WHAT YOU WILL DO
Omit any picture, and return the remaining data exactly as written.

(Records contained in a dataset)
※ ※ ※

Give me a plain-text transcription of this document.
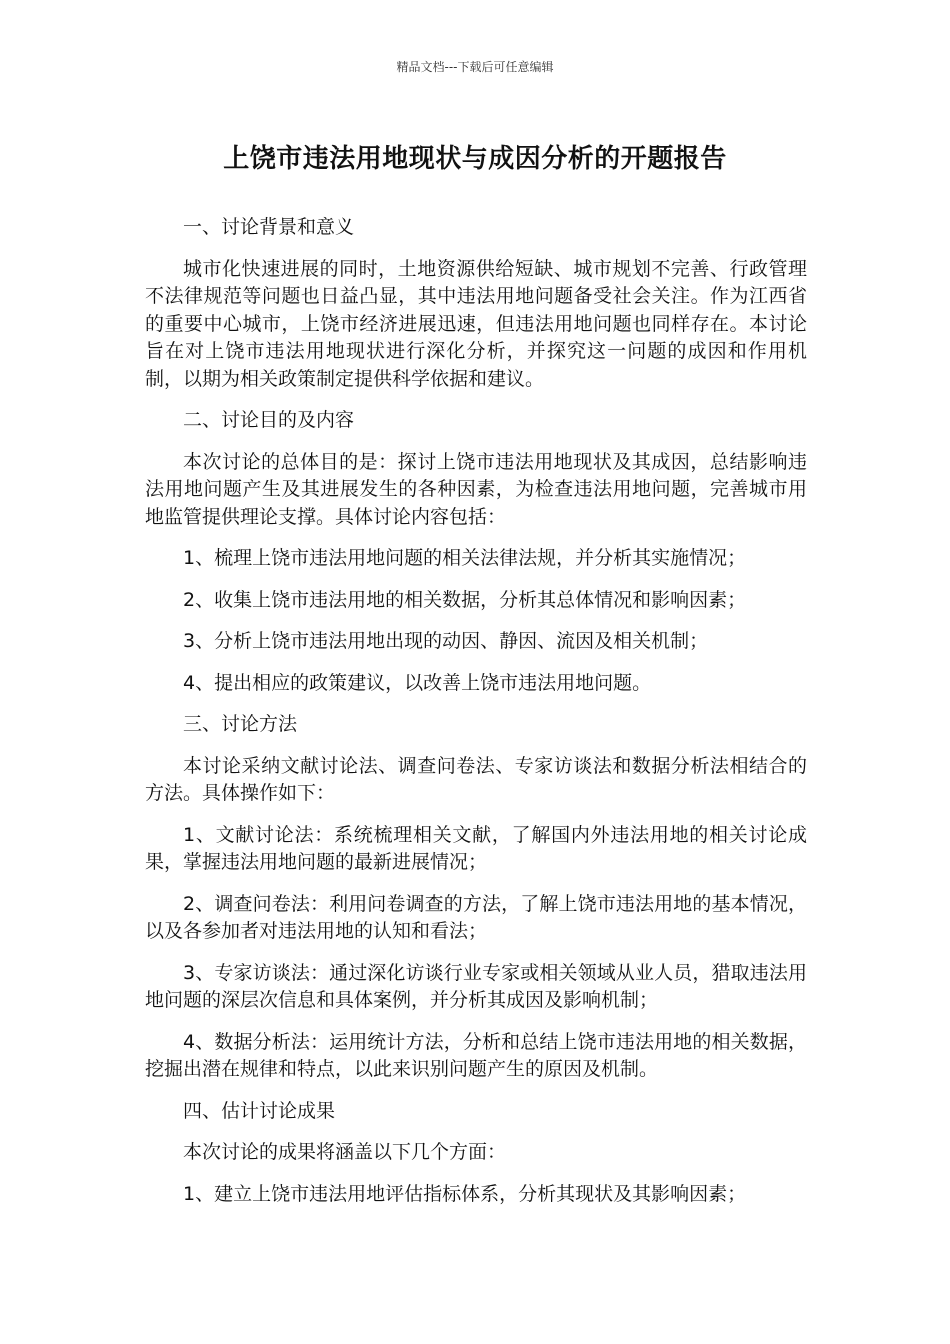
精品文档---下载后可任意编辑
上饶市违法用地现状与成因分析的开题报告

一、讨论背景和意义

城市化快速进展的同时，土地资源供给短缺、城市规划不完善、行政管理不法律规范等问题也日益凸显，其中违法用地问题备受社会关注。作为江西省的重要中心城市，上饶市经济进展迅速，但违法用地问题也同样存在。本讨论旨在对上饶市违法用地现状进行深化分析，并探究这一问题的成因和作用机制，以期为相关政策制定提供科学依据和建议。

二、讨论目的及内容

本次讨论的总体目的是：探讨上饶市违法用地现状及其成因，总结影响违法用地问题产生及其进展发生的各种因素，为检查违法用地问题，完善城市用地监管提供理论支撑。具体讨论内容包括：

1、梳理上饶市违法用地问题的相关法律法规，并分析其实施情况；

2、收集上饶市违法用地的相关数据，分析其总体情况和影响因素；

3、分析上饶市违法用地出现的动因、静因、流因及相关机制；

4、提出相应的政策建议，以改善上饶市违法用地问题。

三、讨论方法

本讨论采纳文献讨论法、调查问卷法、专家访谈法和数据分析法相结合的方法。具体操作如下：

1、文献讨论法：系统梳理相关文献，了解国内外违法用地的相关讨论成果，掌握违法用地问题的最新进展情况；

2、调查问卷法：利用问卷调查的方法，了解上饶市违法用地的基本情况，以及各参加者对违法用地的认知和看法；

3、专家访谈法：通过深化访谈行业专家或相关领域从业人员，猎取违法用地问题的深层次信息和具体案例，并分析其成因及影响机制；

4、数据分析法：运用统计方法，分析和总结上饶市违法用地的相关数据，挖掘出潜在规律和特点，以此来识别问题产生的原因及机制。

四、估计讨论成果

本次讨论的成果将涵盖以下几个方面：

1、建立上饶市违法用地评估指标体系，分析其现状及其影响因素；
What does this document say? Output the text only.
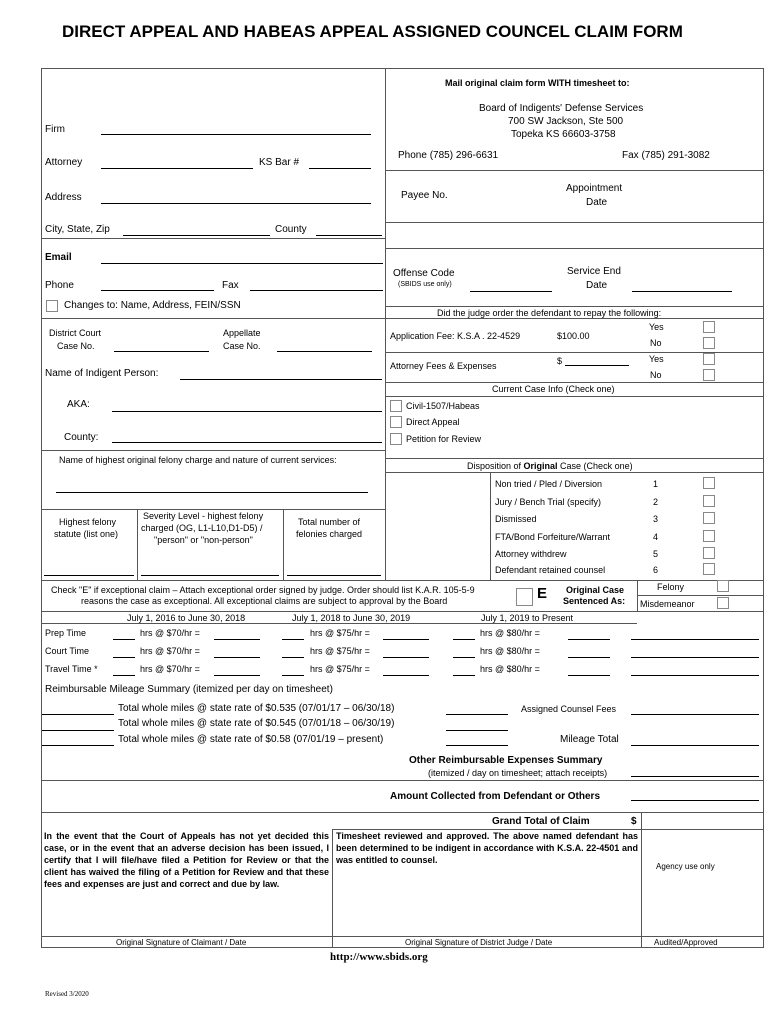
DIRECT APPEAL AND HABEAS APPEAL ASSIGNED COUNCEL CLAIM FORM
Mail original claim form WITH timesheet to:
Board of Indigents' Defense Services
700 SW Jackson, Ste 500
Topeka KS 66603-3758
Phone (785) 296-6631	Fax (785) 291-3082
Firm
Attorney	KS Bar #
Address
City, State, Zip	County
Email
Phone	Fax
Changes to: Name, Address, FEIN/SSN
Payee No.
Appointment
Date
Offense Code
(SBIDS use only)
Service End
Date
Did the judge order the defendant to repay the following:
Application Fee: K.S.A . 22-4529	$100.00
Yes
No
Attorney Fees & Expenses	$	Yes
No
Current Case Info (Check one)
Civil-1507/Habeas
Direct Appeal
Petition for Review
Disposition of Original Case (Check one)
Non tried / Pled / Diversion	1
Jury / Bench Trial (specify)	2
Dismissed	3
FTA/Bond Forfeiture/Warrant	4
Attorney withdrew	5
Defendant retained counsel	6
District Court
Case No.
Appellate
Case No.
Name of Indigent Person:
AKA:
County:
Name of highest original felony charge and nature of current services:
Highest felony
statute (list one)
Severity Level - highest felony
charged (OG, L1-L10,D1-D5) /
"person" or "non-person"
Total number of
felonies charged
Check "E" if exceptional claim – Attach exceptional order signed by judge. Order should list K.A.R. 105-5-9
reasons the case as exceptional. All exceptional claims are subject to approval by the Board	E Original Case
Sentenced As:
Felony
Misdemeanor
July 1, 2016 to June 30, 2018	July 1, 2018 to June 30, 2019	July 1, 2019 to Present
Prep Time	hrs @ $70/hr =	hrs @ $75/hr =	hrs @ $80/hr =
Court Time	hrs @ $70/hr =	hrs @ $75/hr =	hrs @ $80/hr =
Travel Time *	hrs @ $70/hr =	hrs @ $75/hr =	hrs @ $80/hr =
Reimbursable Mileage Summary (itemized per day on timesheet)
Total whole miles @ state rate of $0.535 (07/01/17 – 06/30/18)	Assigned Counsel Fees
Total whole miles @ state rate of $0.545 (07/01/18 – 06/30/19)
Total whole miles @ state rate of $0.58 (07/01/19 – present)	Mileage Total
Other Reimbursable Expenses Summary
(itemized / day on timesheet; attach receipts)
Amount Collected from Defendant or Others
Grand Total of Claim	$
In the event that the Court of Appeals has not yet decided this case, or in the event that an adverse decision has been issued, I certify that I will file/have filed a Petition for Review or that the client has waived the filing of a Petition for Review and that these fees and expenses are just and correct and due by law.
Timesheet reviewed and approved. The above named defendant has been determined to be indigent in accordance with K.S.A. 22-4501 and was entitled to counsel.
Agency use only
Original Signature of Claimant / Date	Original Signature of District Judge / Date	Audited/Approved
http://www.sbids.org
Revised 3/2020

※ ※ ※

THE SOLUTION
Give me a plain-text transcription of this document.
精品文档---下载后可任意编辑
上饶市违法用地现状与成因分析的开题报告

一、讨论背景和意义

城市化快速进展的同时，土地资源供给短缺、城市规划不完善、行政管理不法律规范等问题也日益凸显，其中违法用地问题备受社会关注。作为江西省的重要中心城市，上饶市经济进展迅速，但违法用地问题也同样存在。本讨论旨在对上饶市违法用地现状进行深化分析，并探究这一问题的成因和作用机制，以期为相关政策制定提供科学依据和建议。

二、讨论目的及内容

本次讨论的总体目的是：探讨上饶市违法用地现状及其成因，总结影响违法用地问题产生及其进展发生的各种因素，为检查违法用地问题，完善城市用地监管提供理论支撑。具体讨论内容包括：

1、梳理上饶市违法用地问题的相关法律法规，并分析其实施情况；

2、收集上饶市违法用地的相关数据，分析其总体情况和影响因素；

3、分析上饶市违法用地出现的动因、静因、流因及相关机制；

4、提出相应的政策建议，以改善上饶市违法用地问题。

三、讨论方法

本讨论采纳文献讨论法、调查问卷法、专家访谈法和数据分析法相结合的方法。具体操作如下：

1、文献讨论法：系统梳理相关文献，了解国内外违法用地的相关讨论成果，掌握违法用地问题的最新进展情况；

2、调查问卷法：利用问卷调查的方法，了解上饶市违法用地的基本情况，以及各参加者对违法用地的认知和看法；

3、专家访谈法：通过深化访谈行业专家或相关领域从业人员，猎取违法用地问题的深层次信息和具体案例，并分析其成因及影响机制；

4、数据分析法：运用统计方法，分析和总结上饶市违法用地的相关数据，挖掘出潜在规律和特点，以此来识别问题产生的原因及机制。

四、估计讨论成果

本次讨论的成果将涵盖以下几个方面：

1、建立上饶市违法用地评估指标体系，分析其现状及其影响因素；
What does this document say? Output the text only.
DIRECT APPEAL AND HABEAS APPEAL ASSIGNED COUNCEL CLAIM FORM
Mail original claim form WITH timesheet to:
Board of Indigents' Defense Services
700 SW Jackson, Ste 500
Topeka KS 66603-3758
Phone (785) 296-6631	Fax (785) 291-3082
Firm
Attorney	KS Bar #
Address
City, State, Zip	County
Email
Phone	Fax
Changes to: Name, Address, FEIN/SSN
Payee No.
Appointment
Date
Offense Code
(SBIDS use only)
Service End
Date
Did the judge order the defendant to repay the following:
Application Fee: K.S.A . 22-4529	$100.00
Yes
No
Attorney Fees & Expenses	$	Yes
No
Current Case Info (Check one)
Civil-1507/Habeas
Direct Appeal
Petition for Review
Disposition of Original Case (Check one)
Non tried / Pled / Diversion	1
Jury / Bench Trial (specify)	2
Dismissed	3
FTA/Bond Forfeiture/Warrant	4
Attorney withdrew	5
Defendant retained counsel	6
District Court
Case No.
Appellate
Case No.
Name of Indigent Person:
AKA:
County:
Name of highest original felony charge and nature of current services:
Highest felony
statute (list one)
Severity Level - highest felony
charged (OG, L1-L10,D1-D5) /
"person" or "non-person"
Total number of
felonies charged
Check "E" if exceptional claim – Attach exceptional order signed by judge. Order should list K.A.R. 105-5-9
reasons the case as exceptional. All exceptional claims are subject to approval by the Board	E Original Case
Sentenced As:
Felony
Misdemeanor
July 1, 2016 to June 30, 2018	July 1, 2018 to June 30, 2019	July 1, 2019 to Present
Prep Time	hrs @ $70/hr =	hrs @ $75/hr =	hrs @ $80/hr =
Court Time	hrs @ $70/hr =	hrs @ $75/hr =	hrs @ $80/hr =
Travel Time *	hrs @ $70/hr =	hrs @ $75/hr =	hrs @ $80/hr =
Reimbursable Mileage Summary (itemized per day on timesheet)
Total whole miles @ state rate of $0.535 (07/01/17 – 06/30/18)	Assigned Counsel Fees
Total whole miles @ state rate of $0.545 (07/01/18 – 06/30/19)
Total whole miles @ state rate of $0.58 (07/01/19 – present)	Mileage Total
Other Reimbursable Expenses Summary
(itemized / day on timesheet; attach receipts)
Amount Collected from Defendant or Others
Grand Total of Claim	$
In the event that the Court of Appeals has not yet decided this case, or in the event that an adverse decision has been issued, I certify that I will file/have filed a Petition for Review or that the client has waived the filing of a Petition for Review and that these fees and expenses are just and correct and due by law.
Timesheet reviewed and approved. The above named defendant has been determined to be indigent in accordance with K.S.A. 22-4501 and was entitled to counsel.
Agency use only
Original Signature of Claimant / Date	Original Signature of District Judge / Date	Audited/Approved
http://www.sbids.org
Revised 3/2020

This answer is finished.